» **Activity**
When the string "Patients" appears in a line of the records, show the whole line.

■ ■ ■ ■ ■ ■ ■

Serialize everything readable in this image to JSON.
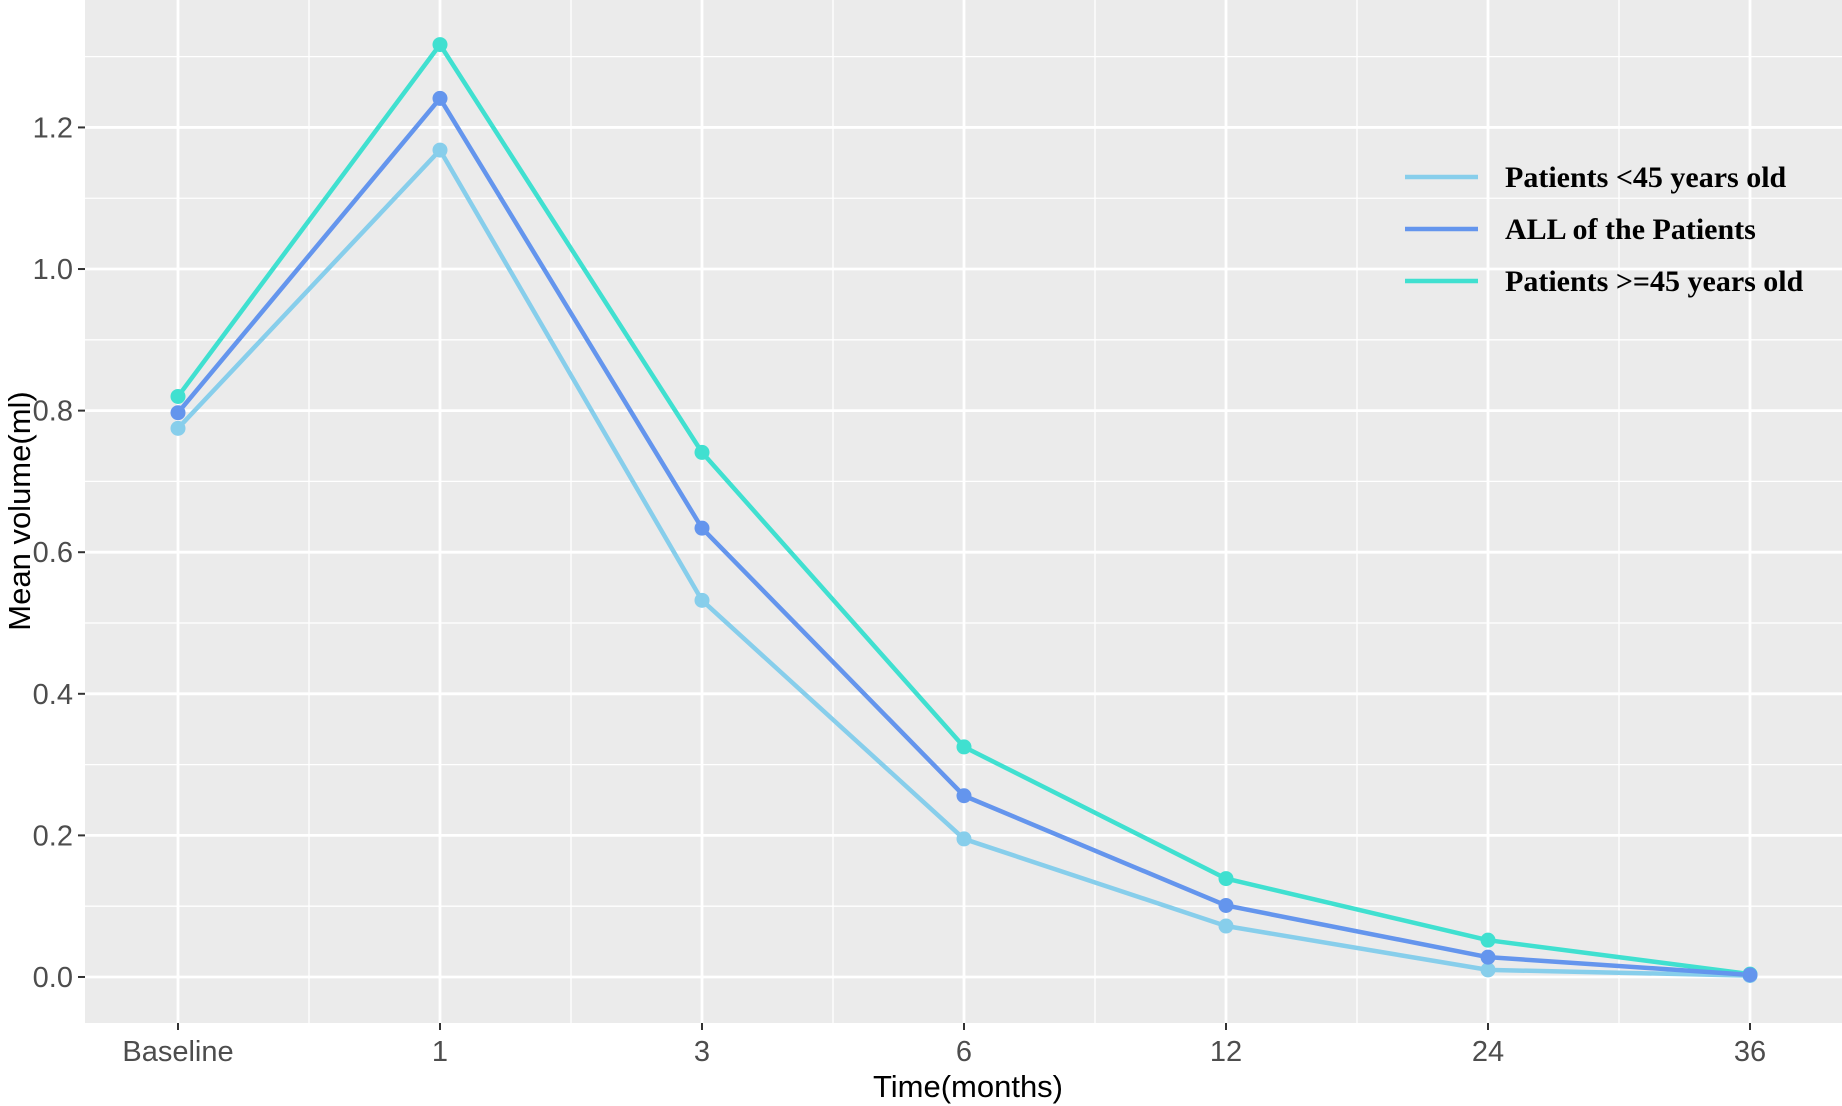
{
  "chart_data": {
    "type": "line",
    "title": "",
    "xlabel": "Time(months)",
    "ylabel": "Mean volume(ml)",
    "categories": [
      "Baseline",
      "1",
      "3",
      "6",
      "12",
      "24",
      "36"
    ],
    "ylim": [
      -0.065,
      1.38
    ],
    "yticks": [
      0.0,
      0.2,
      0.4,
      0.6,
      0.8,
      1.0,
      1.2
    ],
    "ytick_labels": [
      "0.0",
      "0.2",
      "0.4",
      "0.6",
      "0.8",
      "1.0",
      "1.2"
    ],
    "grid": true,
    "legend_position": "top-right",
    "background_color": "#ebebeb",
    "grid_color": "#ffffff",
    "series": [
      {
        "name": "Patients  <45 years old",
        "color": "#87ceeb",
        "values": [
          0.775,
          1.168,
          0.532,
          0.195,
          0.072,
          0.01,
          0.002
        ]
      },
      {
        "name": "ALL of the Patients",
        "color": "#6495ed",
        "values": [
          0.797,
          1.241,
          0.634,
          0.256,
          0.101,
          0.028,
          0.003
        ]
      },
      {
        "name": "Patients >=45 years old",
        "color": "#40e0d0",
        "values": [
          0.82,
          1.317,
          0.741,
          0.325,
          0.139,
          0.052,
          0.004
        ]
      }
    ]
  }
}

■ ■ ■ ■ ■ ■ ■

» **Response to the exercise**
        "name": "Patients  <45 years old",
        "name": "ALL of the Patients",
        "name": "Patients >=45 years old",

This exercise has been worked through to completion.